[DIRECTIVE]
Filter the listing below, copying every line in which the word "WRREB" appears.

[Source records]
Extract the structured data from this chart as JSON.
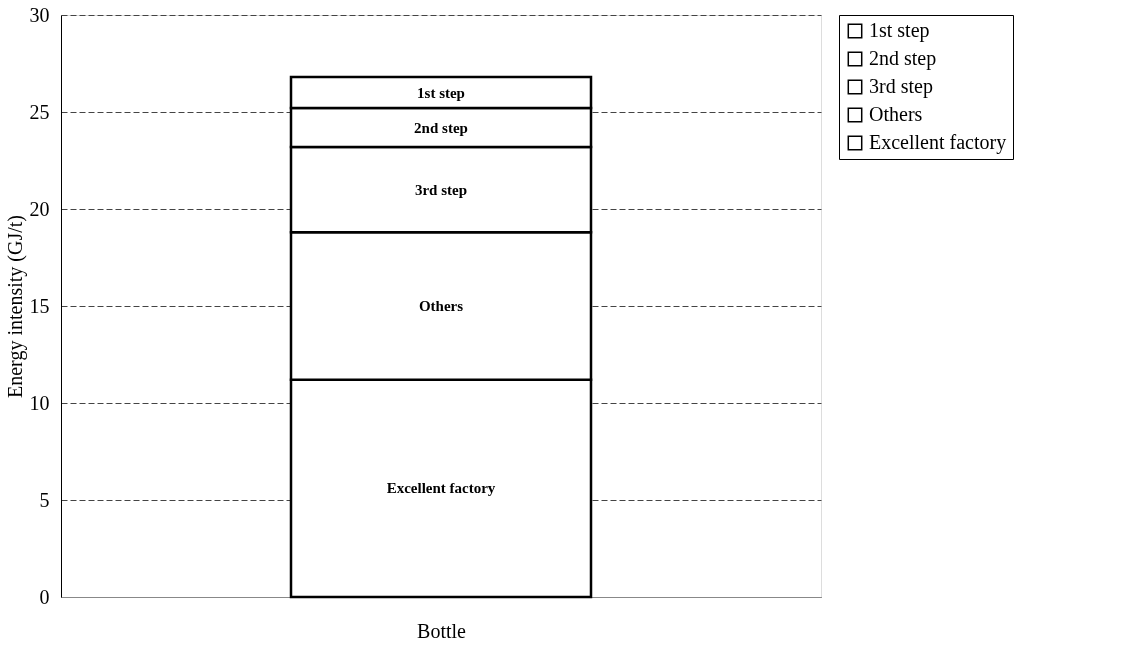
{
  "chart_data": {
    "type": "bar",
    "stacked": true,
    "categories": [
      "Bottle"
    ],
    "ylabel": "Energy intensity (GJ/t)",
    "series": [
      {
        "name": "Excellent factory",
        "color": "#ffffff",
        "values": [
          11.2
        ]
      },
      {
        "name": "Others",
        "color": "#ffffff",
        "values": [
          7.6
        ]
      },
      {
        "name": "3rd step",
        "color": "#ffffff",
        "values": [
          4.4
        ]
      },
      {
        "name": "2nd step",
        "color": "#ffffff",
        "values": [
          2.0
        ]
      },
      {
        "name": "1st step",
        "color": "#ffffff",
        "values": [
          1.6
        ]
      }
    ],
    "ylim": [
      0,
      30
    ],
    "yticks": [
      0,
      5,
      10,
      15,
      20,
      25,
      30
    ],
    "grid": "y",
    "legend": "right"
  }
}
--
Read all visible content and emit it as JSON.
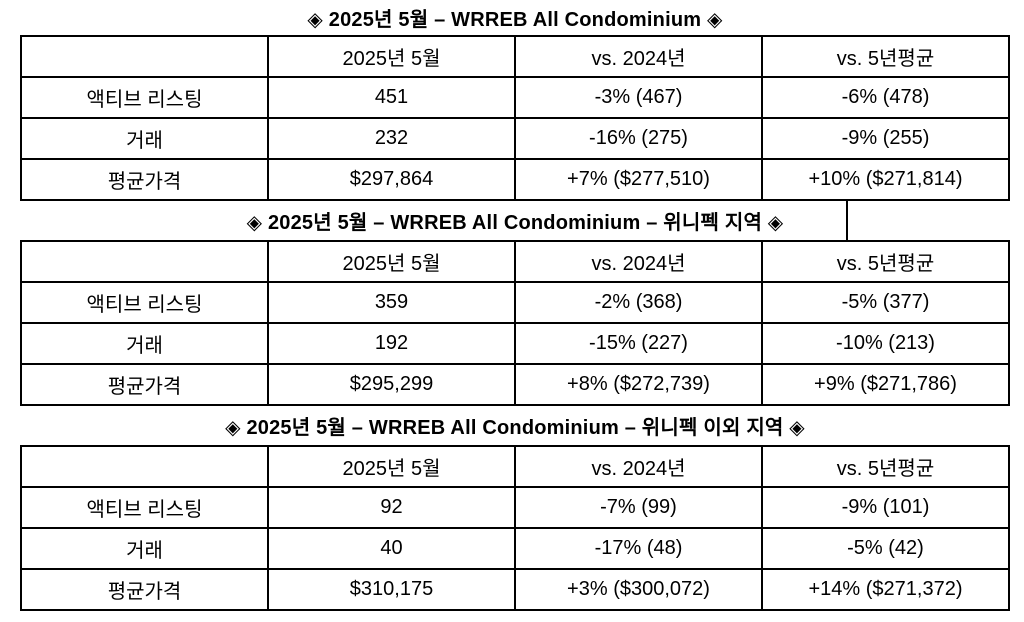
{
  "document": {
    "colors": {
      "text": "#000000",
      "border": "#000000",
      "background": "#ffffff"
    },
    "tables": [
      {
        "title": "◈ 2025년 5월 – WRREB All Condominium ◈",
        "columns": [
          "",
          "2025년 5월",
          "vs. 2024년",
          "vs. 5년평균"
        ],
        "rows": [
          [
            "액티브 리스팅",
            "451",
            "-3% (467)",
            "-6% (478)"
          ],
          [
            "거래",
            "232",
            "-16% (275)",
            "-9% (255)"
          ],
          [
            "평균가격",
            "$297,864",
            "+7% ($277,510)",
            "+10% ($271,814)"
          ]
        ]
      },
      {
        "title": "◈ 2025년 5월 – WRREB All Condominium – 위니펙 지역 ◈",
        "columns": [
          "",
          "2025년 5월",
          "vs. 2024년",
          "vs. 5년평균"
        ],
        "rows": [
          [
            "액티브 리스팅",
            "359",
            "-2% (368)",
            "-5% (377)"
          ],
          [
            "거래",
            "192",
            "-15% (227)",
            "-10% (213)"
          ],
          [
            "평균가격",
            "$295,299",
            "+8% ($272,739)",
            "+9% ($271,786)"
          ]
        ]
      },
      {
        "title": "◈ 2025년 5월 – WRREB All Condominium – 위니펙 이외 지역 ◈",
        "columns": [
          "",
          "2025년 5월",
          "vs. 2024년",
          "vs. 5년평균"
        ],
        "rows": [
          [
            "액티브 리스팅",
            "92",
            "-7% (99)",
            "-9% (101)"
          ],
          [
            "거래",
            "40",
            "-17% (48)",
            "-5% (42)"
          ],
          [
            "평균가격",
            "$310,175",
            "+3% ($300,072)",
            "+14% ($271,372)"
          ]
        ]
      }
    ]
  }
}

[WORKED SOLUTION]
        "title": "◈ 2025년 5월 – WRREB All Condominium ◈",
        "title": "◈ 2025년 5월 – WRREB All Condominium – 위니펙 지역 ◈",
        "title": "◈ 2025년 5월 – WRREB All Condominium – 위니펙 이외 지역 ◈",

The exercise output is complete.